++++ Records supplied ++++
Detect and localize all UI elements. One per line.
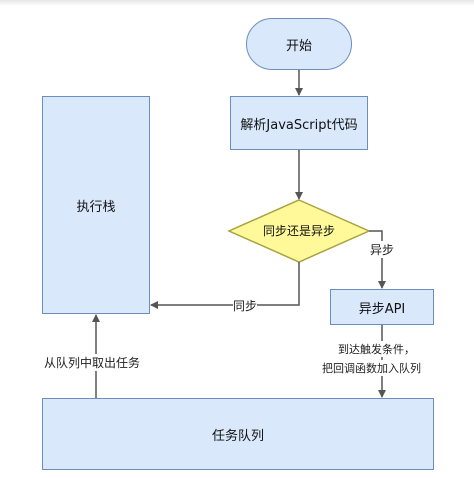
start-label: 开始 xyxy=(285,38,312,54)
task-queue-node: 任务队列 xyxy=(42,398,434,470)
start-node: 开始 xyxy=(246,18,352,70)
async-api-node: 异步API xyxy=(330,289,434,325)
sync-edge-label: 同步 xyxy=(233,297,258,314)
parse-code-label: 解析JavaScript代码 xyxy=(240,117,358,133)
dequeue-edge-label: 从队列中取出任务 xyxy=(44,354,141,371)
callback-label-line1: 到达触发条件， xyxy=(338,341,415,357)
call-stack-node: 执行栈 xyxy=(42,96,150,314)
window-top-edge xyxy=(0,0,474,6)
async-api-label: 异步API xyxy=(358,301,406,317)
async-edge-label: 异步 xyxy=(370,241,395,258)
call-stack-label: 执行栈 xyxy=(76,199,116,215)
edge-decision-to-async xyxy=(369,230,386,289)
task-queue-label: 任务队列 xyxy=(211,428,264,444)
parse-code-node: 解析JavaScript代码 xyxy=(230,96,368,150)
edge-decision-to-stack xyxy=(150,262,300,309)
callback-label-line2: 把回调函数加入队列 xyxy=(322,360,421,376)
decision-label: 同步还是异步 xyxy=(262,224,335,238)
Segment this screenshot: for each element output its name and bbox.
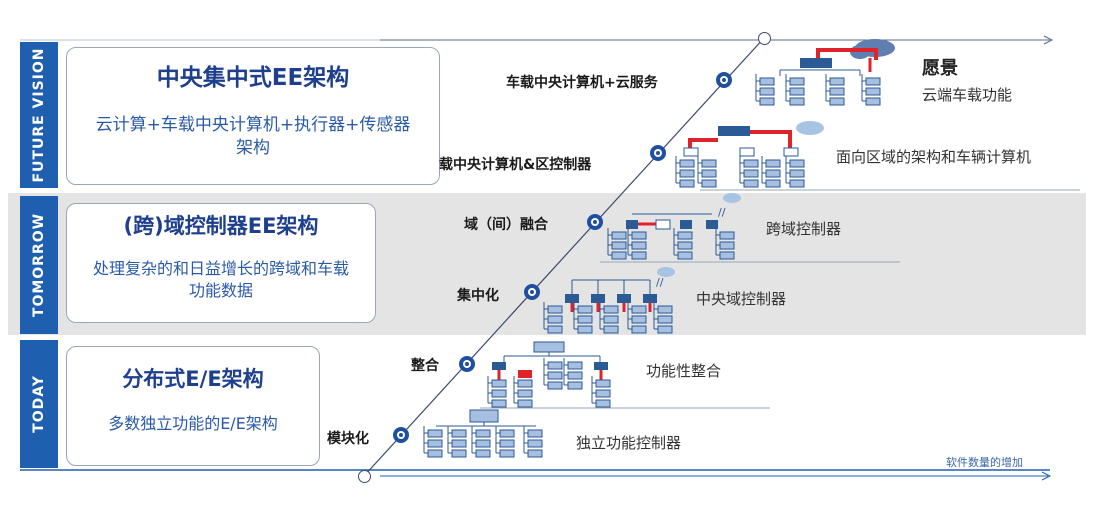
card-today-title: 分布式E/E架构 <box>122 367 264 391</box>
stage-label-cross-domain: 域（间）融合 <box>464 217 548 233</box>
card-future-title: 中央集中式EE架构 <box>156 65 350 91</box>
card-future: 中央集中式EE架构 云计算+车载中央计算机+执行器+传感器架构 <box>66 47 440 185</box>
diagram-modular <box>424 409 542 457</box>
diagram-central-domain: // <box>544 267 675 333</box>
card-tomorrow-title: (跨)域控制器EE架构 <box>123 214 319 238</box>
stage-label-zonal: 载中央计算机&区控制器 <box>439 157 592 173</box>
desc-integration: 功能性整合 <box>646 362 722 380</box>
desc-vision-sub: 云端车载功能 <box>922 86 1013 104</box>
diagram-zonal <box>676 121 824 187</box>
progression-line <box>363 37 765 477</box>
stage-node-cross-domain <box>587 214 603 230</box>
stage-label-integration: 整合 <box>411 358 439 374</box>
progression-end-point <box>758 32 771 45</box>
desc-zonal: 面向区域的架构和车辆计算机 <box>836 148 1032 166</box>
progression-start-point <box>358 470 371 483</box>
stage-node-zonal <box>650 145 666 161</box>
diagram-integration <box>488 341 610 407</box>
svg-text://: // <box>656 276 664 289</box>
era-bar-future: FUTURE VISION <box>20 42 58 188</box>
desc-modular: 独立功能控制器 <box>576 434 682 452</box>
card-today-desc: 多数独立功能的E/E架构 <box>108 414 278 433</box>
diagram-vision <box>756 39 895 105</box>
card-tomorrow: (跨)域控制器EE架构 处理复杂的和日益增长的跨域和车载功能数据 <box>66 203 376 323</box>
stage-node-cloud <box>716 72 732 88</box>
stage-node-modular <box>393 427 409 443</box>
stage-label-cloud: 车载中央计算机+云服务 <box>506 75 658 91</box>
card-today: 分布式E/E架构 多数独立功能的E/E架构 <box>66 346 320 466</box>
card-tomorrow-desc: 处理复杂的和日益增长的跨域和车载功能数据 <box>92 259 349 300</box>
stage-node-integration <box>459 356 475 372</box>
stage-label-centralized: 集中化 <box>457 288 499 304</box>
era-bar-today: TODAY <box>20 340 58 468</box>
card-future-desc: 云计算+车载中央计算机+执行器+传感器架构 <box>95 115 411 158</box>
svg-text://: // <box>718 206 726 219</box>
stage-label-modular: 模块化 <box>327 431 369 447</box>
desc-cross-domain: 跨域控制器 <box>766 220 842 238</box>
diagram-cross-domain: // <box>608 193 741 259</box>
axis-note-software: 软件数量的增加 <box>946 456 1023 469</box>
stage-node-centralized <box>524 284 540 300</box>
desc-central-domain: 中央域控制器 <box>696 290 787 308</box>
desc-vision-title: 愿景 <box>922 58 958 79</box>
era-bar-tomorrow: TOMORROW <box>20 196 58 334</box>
++++
**What is required:** Quote every line above word for word, leaving out the pictures.

**Correct response:**
Detect and localize all UI elements. One per line.
start-label: 开始 xyxy=(285,38,312,54)
task-queue-node: 任务队列 xyxy=(42,398,434,470)
start-node: 开始 xyxy=(246,18,352,70)
async-api-node: 异步API xyxy=(330,289,434,325)
sync-edge-label: 同步 xyxy=(233,297,258,314)
parse-code-label: 解析JavaScript代码 xyxy=(240,117,358,133)
dequeue-edge-label: 从队列中取出任务 xyxy=(44,354,141,371)
callback-label-line1: 到达触发条件， xyxy=(338,341,415,357)
call-stack-node: 执行栈 xyxy=(42,96,150,314)
window-top-edge xyxy=(0,0,474,6)
async-api-label: 异步API xyxy=(358,301,406,317)
async-edge-label: 异步 xyxy=(370,241,395,258)
call-stack-label: 执行栈 xyxy=(76,199,116,215)
edge-decision-to-async xyxy=(369,230,386,289)
task-queue-label: 任务队列 xyxy=(211,428,264,444)
parse-code-node: 解析JavaScript代码 xyxy=(230,96,368,150)
edge-decision-to-stack xyxy=(150,262,300,309)
callback-label-line2: 把回调函数加入队列 xyxy=(322,360,421,376)
decision-label: 同步还是异步 xyxy=(262,224,335,238)
Segment this screenshot: for each element output its name and bbox.
card-today-title: 分布式E/E架构 <box>122 367 264 391</box>
stage-label-cross-domain: 域（间）融合 <box>464 217 548 233</box>
card-future-title: 中央集中式EE架构 <box>156 65 350 91</box>
card-future: 中央集中式EE架构 云计算+车载中央计算机+执行器+传感器架构 <box>66 47 440 185</box>
diagram-modular <box>424 409 542 457</box>
diagram-central-domain: // <box>544 267 675 333</box>
card-tomorrow-title: (跨)域控制器EE架构 <box>123 214 319 238</box>
stage-label-zonal: 载中央计算机&区控制器 <box>439 157 592 173</box>
desc-integration: 功能性整合 <box>646 362 722 380</box>
desc-vision-sub: 云端车载功能 <box>922 86 1013 104</box>
diagram-zonal <box>676 121 824 187</box>
progression-line <box>363 37 765 477</box>
stage-node-cross-domain <box>587 214 603 230</box>
stage-label-integration: 整合 <box>411 358 439 374</box>
progression-end-point <box>758 32 771 45</box>
desc-zonal: 面向区域的架构和车辆计算机 <box>836 148 1032 166</box>
progression-start-point <box>358 470 371 483</box>
stage-node-zonal <box>650 145 666 161</box>
diagram-integration <box>488 341 610 407</box>
svg-text://: // <box>656 276 664 289</box>
era-bar-future: FUTURE VISION <box>20 42 58 188</box>
desc-modular: 独立功能控制器 <box>576 434 682 452</box>
card-today-desc: 多数独立功能的E/E架构 <box>108 414 278 433</box>
diagram-vision <box>756 39 895 105</box>
card-tomorrow: (跨)域控制器EE架构 处理复杂的和日益增长的跨域和车载功能数据 <box>66 203 376 323</box>
stage-node-cloud <box>716 72 732 88</box>
stage-node-modular <box>393 427 409 443</box>
stage-label-cloud: 车载中央计算机+云服务 <box>506 75 658 91</box>
card-today: 分布式E/E架构 多数独立功能的E/E架构 <box>66 346 320 466</box>
card-tomorrow-desc: 处理复杂的和日益增长的跨域和车载功能数据 <box>92 259 349 300</box>
stage-node-integration <box>459 356 475 372</box>
stage-label-centralized: 集中化 <box>457 288 499 304</box>
era-bar-today: TODAY <box>20 340 58 468</box>
card-future-desc: 云计算+车载中央计算机+执行器+传感器架构 <box>95 115 411 158</box>
svg-text://: // <box>718 206 726 219</box>
stage-label-modular: 模块化 <box>327 431 369 447</box>
desc-cross-domain: 跨域控制器 <box>766 220 842 238</box>
diagram-cross-domain: // <box>608 193 741 259</box>
axis-note-software: 软件数量的增加 <box>946 456 1023 469</box>
stage-node-centralized <box>524 284 540 300</box>
desc-central-domain: 中央域控制器 <box>696 290 787 308</box>
desc-vision-title: 愿景 <box>922 58 958 79</box>
era-bar-tomorrow: TOMORROW <box>20 196 58 334</box>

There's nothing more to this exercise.